[Dataset items]
-*-

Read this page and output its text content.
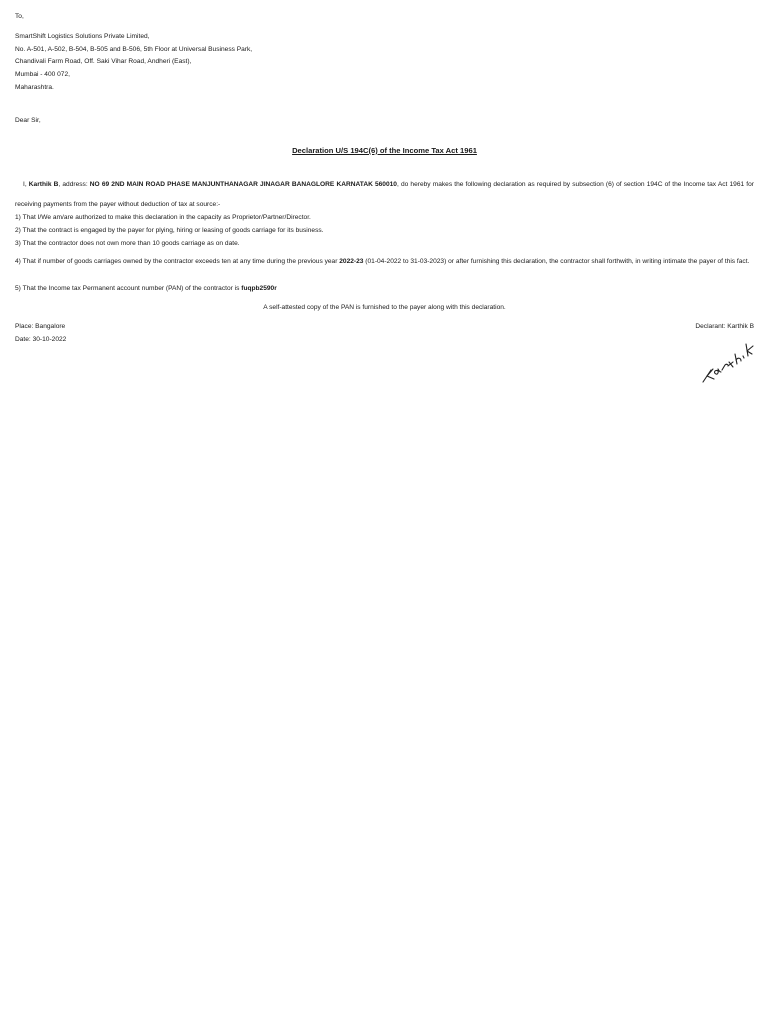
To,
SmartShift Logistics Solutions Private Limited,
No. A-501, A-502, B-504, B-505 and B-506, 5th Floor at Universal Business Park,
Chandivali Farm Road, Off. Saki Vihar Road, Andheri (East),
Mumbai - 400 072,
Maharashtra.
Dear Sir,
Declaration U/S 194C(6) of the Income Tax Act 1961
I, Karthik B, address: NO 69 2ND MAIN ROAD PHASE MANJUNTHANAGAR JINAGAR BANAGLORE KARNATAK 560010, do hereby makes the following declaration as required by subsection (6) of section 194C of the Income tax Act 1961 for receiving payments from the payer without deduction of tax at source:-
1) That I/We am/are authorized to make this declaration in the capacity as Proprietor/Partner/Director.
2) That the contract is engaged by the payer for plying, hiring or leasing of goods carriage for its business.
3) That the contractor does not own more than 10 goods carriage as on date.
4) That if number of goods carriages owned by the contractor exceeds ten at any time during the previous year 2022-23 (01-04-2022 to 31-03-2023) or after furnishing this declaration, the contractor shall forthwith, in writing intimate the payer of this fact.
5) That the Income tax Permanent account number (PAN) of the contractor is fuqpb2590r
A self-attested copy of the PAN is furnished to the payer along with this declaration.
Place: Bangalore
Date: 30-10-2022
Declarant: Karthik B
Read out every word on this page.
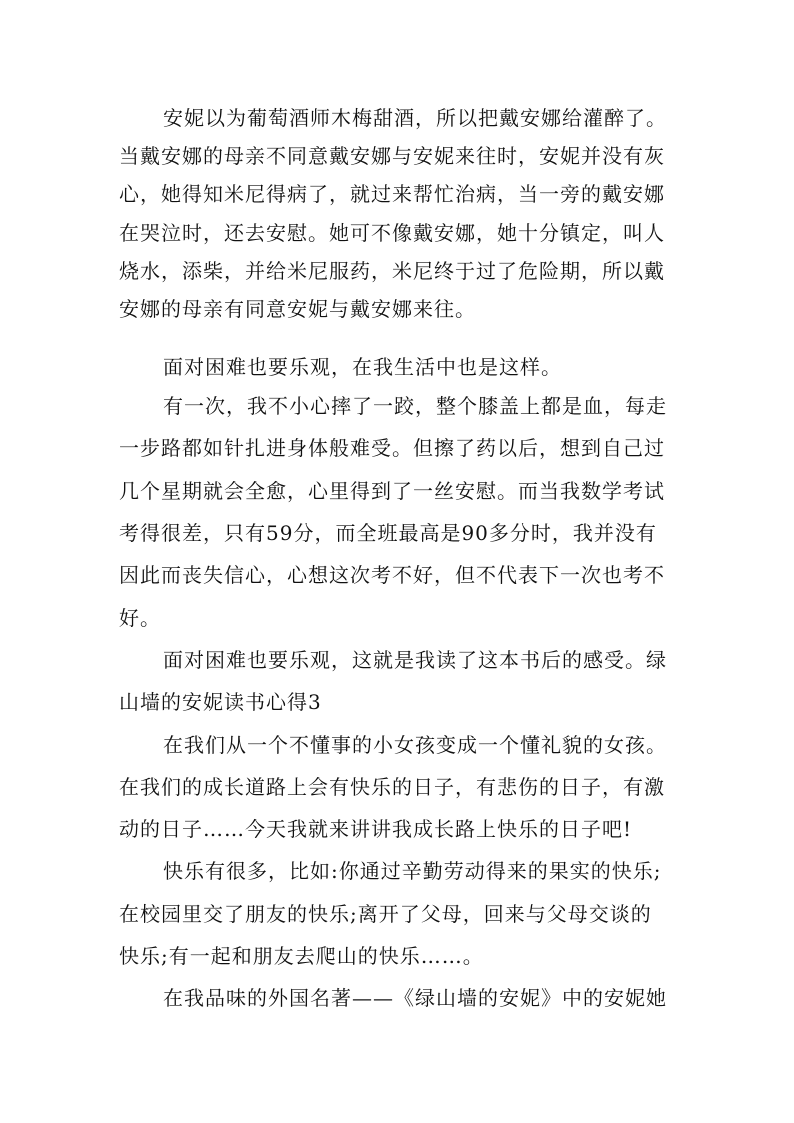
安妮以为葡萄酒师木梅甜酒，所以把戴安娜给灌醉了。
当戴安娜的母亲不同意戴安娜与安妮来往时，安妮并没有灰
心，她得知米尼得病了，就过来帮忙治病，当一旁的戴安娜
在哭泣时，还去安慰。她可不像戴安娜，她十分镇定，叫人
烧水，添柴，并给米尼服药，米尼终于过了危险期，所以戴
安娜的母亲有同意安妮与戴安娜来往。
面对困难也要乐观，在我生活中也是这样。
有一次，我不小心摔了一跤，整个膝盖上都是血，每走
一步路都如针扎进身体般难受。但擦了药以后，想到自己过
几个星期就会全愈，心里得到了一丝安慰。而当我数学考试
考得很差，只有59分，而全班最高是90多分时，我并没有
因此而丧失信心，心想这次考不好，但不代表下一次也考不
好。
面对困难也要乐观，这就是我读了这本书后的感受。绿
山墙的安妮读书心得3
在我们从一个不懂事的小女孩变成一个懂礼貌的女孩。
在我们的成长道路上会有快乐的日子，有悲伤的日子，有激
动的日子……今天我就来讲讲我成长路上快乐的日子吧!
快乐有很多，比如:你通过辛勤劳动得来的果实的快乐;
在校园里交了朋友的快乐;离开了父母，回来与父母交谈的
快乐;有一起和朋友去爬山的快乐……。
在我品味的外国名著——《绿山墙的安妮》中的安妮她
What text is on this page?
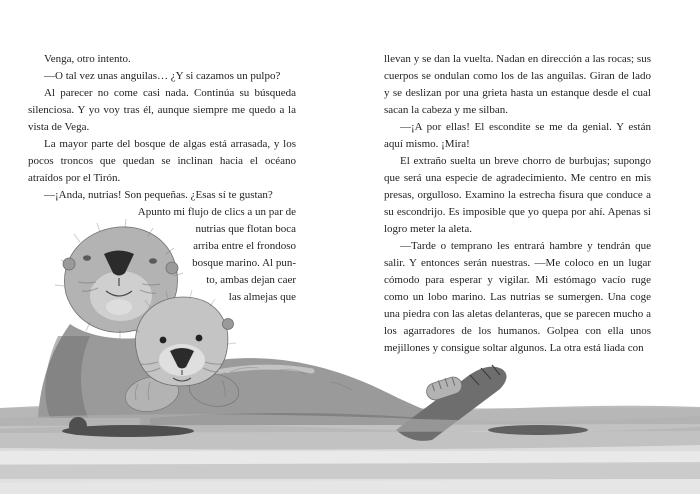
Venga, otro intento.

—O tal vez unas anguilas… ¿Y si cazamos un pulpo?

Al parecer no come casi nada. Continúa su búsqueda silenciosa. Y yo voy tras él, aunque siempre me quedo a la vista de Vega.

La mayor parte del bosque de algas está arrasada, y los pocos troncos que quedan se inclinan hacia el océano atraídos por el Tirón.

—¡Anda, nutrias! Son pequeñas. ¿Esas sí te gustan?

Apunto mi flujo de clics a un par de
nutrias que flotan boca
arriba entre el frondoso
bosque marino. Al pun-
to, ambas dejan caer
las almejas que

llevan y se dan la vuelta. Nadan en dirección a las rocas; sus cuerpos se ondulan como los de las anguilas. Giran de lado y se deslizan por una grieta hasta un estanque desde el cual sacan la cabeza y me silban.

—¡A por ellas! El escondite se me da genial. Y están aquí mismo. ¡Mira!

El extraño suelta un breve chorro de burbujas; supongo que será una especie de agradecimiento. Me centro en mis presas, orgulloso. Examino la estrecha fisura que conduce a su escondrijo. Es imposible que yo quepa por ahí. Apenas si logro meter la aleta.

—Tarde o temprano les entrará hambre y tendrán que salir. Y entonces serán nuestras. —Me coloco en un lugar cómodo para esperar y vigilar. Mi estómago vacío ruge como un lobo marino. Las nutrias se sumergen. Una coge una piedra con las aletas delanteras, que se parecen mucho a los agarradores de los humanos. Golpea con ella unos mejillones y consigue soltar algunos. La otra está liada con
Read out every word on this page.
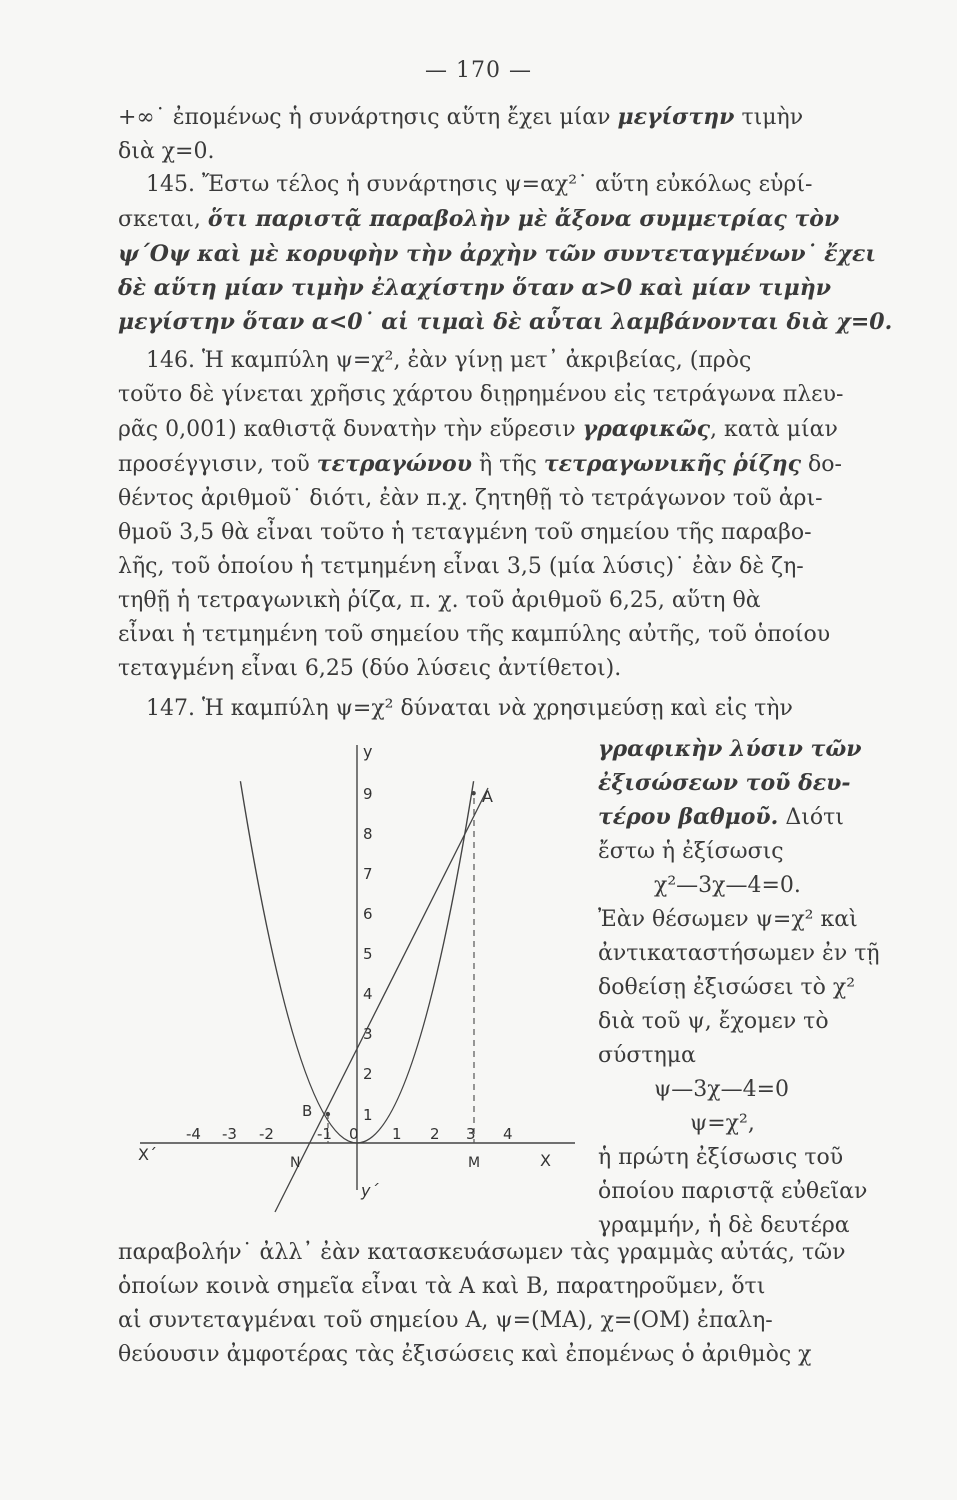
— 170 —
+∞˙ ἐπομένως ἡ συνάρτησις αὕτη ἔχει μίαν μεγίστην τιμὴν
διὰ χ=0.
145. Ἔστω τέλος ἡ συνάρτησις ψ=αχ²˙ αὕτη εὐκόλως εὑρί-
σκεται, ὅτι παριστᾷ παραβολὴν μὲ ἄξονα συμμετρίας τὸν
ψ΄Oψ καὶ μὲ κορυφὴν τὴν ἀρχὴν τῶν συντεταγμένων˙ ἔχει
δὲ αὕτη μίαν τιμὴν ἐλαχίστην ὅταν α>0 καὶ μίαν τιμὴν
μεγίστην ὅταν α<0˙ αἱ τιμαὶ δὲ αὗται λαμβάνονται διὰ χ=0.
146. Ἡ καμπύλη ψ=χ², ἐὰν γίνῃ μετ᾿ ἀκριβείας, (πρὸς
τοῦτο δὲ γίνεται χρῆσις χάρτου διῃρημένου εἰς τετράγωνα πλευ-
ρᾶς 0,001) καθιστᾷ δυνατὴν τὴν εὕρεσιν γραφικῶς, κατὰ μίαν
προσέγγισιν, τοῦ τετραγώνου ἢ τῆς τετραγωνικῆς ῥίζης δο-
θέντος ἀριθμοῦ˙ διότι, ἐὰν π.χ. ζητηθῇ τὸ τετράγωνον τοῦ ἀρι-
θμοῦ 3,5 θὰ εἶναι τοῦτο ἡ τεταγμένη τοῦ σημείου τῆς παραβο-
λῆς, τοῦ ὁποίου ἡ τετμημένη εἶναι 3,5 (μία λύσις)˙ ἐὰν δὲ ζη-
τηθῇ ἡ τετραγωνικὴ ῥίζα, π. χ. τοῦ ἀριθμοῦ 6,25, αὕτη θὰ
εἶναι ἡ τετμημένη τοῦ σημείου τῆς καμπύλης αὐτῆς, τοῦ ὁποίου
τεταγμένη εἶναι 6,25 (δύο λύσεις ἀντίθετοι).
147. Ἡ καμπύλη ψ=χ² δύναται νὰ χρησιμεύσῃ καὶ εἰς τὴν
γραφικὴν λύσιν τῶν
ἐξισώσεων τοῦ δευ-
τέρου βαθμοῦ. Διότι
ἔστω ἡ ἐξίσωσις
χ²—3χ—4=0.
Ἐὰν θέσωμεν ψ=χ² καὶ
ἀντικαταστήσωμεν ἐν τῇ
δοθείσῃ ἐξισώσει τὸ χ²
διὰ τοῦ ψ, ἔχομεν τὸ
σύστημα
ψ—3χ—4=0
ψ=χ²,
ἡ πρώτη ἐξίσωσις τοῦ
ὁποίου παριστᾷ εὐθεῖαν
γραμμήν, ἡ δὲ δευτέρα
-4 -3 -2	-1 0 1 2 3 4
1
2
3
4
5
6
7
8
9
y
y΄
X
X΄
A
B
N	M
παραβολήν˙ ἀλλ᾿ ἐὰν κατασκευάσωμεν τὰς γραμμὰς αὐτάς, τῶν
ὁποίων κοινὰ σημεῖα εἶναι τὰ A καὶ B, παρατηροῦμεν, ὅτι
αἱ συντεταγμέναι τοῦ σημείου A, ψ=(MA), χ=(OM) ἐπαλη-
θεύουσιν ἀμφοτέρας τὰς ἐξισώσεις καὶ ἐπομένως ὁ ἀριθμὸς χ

-*-

• Directions for this task
Search the entries for the string "text" and collect each line that has it.

• Exercise answer
Read this page and output its text content.
What text is on this page?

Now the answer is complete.